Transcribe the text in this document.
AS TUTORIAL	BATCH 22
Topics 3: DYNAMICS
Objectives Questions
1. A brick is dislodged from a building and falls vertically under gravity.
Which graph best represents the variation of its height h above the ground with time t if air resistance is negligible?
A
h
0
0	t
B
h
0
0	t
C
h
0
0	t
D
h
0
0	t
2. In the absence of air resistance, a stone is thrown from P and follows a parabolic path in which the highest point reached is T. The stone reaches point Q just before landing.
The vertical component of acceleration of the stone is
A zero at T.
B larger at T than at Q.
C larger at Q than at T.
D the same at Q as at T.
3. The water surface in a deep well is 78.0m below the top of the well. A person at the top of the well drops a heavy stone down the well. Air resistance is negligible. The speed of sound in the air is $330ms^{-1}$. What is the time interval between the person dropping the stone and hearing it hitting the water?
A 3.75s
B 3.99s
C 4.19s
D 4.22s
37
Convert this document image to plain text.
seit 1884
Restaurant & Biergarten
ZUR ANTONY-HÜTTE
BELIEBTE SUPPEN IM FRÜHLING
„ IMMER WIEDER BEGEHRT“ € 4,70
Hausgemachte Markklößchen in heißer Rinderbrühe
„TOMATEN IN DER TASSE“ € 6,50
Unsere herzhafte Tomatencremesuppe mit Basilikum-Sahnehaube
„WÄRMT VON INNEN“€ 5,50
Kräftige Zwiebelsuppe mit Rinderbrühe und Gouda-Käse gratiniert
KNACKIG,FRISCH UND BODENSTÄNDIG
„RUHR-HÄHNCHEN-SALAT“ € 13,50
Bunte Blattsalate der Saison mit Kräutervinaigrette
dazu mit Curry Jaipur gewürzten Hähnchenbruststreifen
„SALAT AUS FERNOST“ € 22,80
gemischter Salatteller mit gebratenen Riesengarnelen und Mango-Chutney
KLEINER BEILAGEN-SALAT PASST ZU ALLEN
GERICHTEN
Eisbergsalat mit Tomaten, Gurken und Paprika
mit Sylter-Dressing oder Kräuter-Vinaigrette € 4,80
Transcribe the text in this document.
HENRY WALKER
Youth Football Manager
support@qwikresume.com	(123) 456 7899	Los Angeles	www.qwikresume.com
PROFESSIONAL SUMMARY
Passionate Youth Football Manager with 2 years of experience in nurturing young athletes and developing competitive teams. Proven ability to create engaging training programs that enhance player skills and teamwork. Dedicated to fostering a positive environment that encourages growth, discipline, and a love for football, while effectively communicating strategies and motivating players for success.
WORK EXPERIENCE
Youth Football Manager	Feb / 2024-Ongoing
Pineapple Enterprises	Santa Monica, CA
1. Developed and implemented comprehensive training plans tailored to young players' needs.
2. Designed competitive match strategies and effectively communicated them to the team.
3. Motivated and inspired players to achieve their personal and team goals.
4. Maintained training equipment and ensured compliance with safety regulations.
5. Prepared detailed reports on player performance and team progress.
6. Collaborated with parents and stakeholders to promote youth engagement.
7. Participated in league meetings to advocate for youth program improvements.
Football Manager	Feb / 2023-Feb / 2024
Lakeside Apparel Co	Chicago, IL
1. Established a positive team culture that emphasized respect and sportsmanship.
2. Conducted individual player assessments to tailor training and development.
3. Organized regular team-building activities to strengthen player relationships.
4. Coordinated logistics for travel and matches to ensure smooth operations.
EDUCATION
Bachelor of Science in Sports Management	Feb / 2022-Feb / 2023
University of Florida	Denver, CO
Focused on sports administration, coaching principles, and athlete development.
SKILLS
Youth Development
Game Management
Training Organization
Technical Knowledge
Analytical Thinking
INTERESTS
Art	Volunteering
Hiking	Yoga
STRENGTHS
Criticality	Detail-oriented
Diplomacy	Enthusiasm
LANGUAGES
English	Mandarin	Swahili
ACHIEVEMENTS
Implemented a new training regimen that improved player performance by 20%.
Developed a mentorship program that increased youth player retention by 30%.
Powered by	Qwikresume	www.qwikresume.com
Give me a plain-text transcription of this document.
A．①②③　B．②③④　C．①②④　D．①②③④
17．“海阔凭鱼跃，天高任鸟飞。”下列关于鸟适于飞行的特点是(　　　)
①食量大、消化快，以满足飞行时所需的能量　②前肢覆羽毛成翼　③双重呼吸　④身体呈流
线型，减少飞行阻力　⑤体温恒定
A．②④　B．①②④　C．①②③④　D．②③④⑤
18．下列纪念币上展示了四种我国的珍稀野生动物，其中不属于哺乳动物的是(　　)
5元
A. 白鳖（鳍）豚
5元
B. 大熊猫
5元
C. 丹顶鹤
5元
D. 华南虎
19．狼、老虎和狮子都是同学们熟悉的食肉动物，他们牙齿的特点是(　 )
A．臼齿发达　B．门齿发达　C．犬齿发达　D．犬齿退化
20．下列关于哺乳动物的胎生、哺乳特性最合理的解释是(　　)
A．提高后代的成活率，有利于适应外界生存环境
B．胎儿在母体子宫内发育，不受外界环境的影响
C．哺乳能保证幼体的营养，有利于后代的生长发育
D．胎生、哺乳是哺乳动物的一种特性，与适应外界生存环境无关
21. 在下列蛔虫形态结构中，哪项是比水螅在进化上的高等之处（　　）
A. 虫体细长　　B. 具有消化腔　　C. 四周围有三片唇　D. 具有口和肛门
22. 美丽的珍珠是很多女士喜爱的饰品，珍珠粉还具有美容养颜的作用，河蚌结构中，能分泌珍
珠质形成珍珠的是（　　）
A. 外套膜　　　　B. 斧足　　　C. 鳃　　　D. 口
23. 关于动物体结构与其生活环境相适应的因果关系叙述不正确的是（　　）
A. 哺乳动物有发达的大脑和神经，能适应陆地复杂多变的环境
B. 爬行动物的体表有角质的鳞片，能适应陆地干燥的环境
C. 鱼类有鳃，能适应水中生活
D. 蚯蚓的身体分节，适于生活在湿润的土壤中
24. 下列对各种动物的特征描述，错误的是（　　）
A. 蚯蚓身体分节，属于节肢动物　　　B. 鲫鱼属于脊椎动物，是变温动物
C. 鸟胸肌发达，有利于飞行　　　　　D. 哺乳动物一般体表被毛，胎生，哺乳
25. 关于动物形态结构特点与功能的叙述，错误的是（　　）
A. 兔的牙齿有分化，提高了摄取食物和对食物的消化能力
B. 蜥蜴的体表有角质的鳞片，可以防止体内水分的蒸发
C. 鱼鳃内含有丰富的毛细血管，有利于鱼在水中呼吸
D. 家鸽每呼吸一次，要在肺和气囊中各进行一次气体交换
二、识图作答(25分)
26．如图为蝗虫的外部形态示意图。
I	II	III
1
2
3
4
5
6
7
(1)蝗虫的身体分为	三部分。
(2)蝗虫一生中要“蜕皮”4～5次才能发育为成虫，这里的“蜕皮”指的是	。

» **Stated problem**
From the listing above, collect every line that mentions the word "Management".

» **Response**
Bachelor of Science in Sports Management	Feb / 2022-Feb / 2023
Game Management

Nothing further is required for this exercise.